Task directions: Present the following entries again, word for word and in full.

[Structured figure records]
----

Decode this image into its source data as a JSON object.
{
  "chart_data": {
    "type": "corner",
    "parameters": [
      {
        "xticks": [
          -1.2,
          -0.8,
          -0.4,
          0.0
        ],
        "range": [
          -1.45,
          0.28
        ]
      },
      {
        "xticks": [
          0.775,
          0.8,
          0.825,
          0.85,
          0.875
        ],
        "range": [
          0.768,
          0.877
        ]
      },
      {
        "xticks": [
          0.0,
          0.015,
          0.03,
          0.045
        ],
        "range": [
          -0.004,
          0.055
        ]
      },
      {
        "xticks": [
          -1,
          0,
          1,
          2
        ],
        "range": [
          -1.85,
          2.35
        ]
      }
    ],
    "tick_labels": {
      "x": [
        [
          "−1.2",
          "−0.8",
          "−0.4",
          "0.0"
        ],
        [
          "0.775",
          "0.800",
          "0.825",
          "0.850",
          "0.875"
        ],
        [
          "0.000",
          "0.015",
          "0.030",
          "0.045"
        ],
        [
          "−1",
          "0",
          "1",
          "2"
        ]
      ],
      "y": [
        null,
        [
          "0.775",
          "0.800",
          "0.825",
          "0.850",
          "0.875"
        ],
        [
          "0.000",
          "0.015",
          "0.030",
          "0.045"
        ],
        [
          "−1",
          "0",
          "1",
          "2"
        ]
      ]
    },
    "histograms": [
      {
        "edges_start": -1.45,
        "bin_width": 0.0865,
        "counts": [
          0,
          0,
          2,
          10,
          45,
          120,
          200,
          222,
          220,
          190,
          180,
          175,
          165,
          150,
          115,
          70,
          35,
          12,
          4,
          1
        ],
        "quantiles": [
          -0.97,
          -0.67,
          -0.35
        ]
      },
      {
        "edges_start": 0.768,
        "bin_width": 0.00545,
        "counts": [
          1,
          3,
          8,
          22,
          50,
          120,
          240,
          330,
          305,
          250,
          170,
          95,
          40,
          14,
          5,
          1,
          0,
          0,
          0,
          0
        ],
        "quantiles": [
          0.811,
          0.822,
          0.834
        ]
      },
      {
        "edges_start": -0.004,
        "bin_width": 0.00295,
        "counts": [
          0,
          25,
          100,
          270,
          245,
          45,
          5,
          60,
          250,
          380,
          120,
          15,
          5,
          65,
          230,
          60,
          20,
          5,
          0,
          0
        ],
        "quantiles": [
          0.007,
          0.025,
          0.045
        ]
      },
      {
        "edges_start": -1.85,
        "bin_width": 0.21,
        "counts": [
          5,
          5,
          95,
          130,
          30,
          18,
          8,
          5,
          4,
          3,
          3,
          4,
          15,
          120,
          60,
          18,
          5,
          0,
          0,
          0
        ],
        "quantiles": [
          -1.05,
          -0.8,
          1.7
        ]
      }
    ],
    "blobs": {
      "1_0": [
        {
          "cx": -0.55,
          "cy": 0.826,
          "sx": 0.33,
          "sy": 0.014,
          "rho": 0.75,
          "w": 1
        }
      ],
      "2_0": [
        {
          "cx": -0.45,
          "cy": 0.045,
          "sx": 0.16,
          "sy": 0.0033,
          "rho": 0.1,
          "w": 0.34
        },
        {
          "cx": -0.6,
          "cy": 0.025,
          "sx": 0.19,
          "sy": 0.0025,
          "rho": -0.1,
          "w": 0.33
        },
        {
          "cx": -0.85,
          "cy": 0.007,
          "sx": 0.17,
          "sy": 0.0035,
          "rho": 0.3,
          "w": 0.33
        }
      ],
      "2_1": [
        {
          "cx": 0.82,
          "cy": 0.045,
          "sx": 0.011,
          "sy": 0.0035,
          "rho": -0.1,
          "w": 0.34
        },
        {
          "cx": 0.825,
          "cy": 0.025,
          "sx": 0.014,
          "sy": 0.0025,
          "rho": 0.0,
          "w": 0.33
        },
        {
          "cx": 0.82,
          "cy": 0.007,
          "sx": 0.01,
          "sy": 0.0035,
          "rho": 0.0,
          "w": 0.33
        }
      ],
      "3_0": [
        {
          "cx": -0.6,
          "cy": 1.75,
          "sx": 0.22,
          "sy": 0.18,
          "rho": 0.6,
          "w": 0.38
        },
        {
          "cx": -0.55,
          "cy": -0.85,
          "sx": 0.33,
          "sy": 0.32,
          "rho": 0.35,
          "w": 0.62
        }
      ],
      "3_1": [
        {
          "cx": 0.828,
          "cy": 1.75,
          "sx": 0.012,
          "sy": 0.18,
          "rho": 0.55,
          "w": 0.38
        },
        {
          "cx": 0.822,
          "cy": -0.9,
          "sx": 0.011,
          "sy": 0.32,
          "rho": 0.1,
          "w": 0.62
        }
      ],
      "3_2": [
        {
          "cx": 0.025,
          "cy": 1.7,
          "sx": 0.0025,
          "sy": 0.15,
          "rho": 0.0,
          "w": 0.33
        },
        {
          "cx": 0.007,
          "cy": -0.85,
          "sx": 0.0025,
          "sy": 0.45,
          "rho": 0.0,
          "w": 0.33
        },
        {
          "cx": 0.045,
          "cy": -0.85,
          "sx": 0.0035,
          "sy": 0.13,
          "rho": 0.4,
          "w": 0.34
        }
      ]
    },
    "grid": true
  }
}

----

Final result:
Decode this image into its source data as a JSON object.
{
  "chart_data": {
    "type": "corner",
    "parameters": [
      {
        "xticks": [
          -1.2,
          -0.8,
          -0.4,
          0.0
        ],
        "range": [
          -1.45,
          0.28
        ]
      },
      {
        "xticks": [
          0.775,
          0.8,
          0.825,
          0.85,
          0.875
        ],
        "range": [
          0.768,
          0.877
        ]
      },
      {
        "xticks": [
          0.0,
          0.015,
          0.03,
          0.045
        ],
        "range": [
          -0.004,
          0.055
        ]
      },
      {
        "xticks": [
          -1,
          0,
          1,
          2
        ],
        "range": [
          -1.85,
          2.35
        ]
      }
    ],
    "tick_labels": {
      "x": [
        [
          "−1.2",
          "−0.8",
          "−0.4",
          "0.0"
        ],
        [
          "0.775",
          "0.800",
          "0.825",
          "0.850",
          "0.875"
        ],
        [
          "0.000",
          "0.015",
          "0.030",
          "0.045"
        ],
        [
          "−1",
          "0",
          "1",
          "2"
        ]
      ],
      "y": [
        null,
        [
          "0.775",
          "0.800",
          "0.825",
          "0.850",
          "0.875"
        ],
        [
          "0.000",
          "0.015",
          "0.030",
          "0.045"
        ],
        [
          "−1",
          "0",
          "1",
          "2"
        ]
      ]
    },
    "histograms": [
      {
        "edges_start": -1.45,
        "bin_width": 0.0865,
        "counts": [
          0,
          0,
          2,
          10,
          45,
          120,
          200,
          222,
          220,
          190,
          180,
          175,
          165,
          150,
          115,
          70,
          35,
          12,
          4,
          1
        ],
        "quantiles": [
          -0.97,
          -0.67,
          -0.35
        ]
      },
      {
        "edges_start": 0.768,
        "bin_width": 0.00545,
        "counts": [
          1,
          3,
          8,
          22,
          50,
          120,
          240,
          330,
          305,
          250,
          170,
          95,
          40,
          14,
          5,
          1,
          0,
          0,
          0,
          0
        ],
        "quantiles": [
          0.811,
          0.822,
          0.834
        ]
      },
      {
        "edges_start": -0.004,
        "bin_width": 0.00295,
        "counts": [
          0,
          25,
          100,
          270,
          245,
          45,
          5,
          60,
          250,
          380,
          120,
          15,
          5,
          65,
          230,
          60,
          20,
          5,
          0,
          0
        ],
        "quantiles": [
          0.007,
          0.025,
          0.045
        ]
      },
      {
        "edges_start": -1.85,
        "bin_width": 0.21,
        "counts": [
          5,
          5,
          95,
          130,
          30,
          18,
          8,
          5,
          4,
          3,
          3,
          4,
          15,
          120,
          60,
          18,
          5,
          0,
          0,
          0
        ],
        "quantiles": [
          -1.05,
          -0.8,
          1.7
        ]
      }
    ],
    "blobs": {
      "1_0": [
        {
          "cx": -0.55,
          "cy": 0.826,
          "sx": 0.33,
          "sy": 0.014,
          "rho": 0.75,
          "w": 1
        }
      ],
      "2_0": [
        {
          "cx": -0.45,
          "cy": 0.045,
          "sx": 0.16,
          "sy": 0.0033,
          "rho": 0.1,
          "w": 0.34
        },
        {
          "cx": -0.6,
          "cy": 0.025,
          "sx": 0.19,
          "sy": 0.0025,
          "rho": -0.1,
          "w": 0.33
        },
        {
          "cx": -0.85,
          "cy": 0.007,
          "sx": 0.17,
          "sy": 0.0035,
          "rho": 0.3,
          "w": 0.33
        }
      ],
      "2_1": [
        {
          "cx": 0.82,
          "cy": 0.045,
          "sx": 0.011,
          "sy": 0.0035,
          "rho": -0.1,
          "w": 0.34
        },
        {
          "cx": 0.825,
          "cy": 0.025,
          "sx": 0.014,
          "sy": 0.0025,
          "rho": 0.0,
          "w": 0.33
        },
        {
          "cx": 0.82,
          "cy": 0.007,
          "sx": 0.01,
          "sy": 0.0035,
          "rho": 0.0,
          "w": 0.33
        }
      ],
      "3_0": [
        {
          "cx": -0.6,
          "cy": 1.75,
          "sx": 0.22,
          "sy": 0.18,
          "rho": 0.6,
          "w": 0.38
        },
        {
          "cx": -0.55,
          "cy": -0.85,
          "sx": 0.33,
          "sy": 0.32,
          "rho": 0.35,
          "w": 0.62
        }
      ],
      "3_1": [
        {
          "cx": 0.828,
          "cy": 1.75,
          "sx": 0.012,
          "sy": 0.18,
          "rho": 0.55,
          "w": 0.38
        },
        {
          "cx": 0.822,
          "cy": -0.9,
          "sx": 0.011,
          "sy": 0.32,
          "rho": 0.1,
          "w": 0.62
        }
      ],
      "3_2": [
        {
          "cx": 0.025,
          "cy": 1.7,
          "sx": 0.0025,
          "sy": 0.15,
          "rho": 0.0,
          "w": 0.33
        },
        {
          "cx": 0.007,
          "cy": -0.85,
          "sx": 0.0025,
          "sy": 0.45,
          "rho": 0.0,
          "w": 0.33
        },
        {
          "cx": 0.045,
          "cy": -0.85,
          "sx": 0.0035,
          "sy": 0.13,
          "rho": 0.4,
          "w": 0.34
        }
      ]
    },
    "grid": true
  }
}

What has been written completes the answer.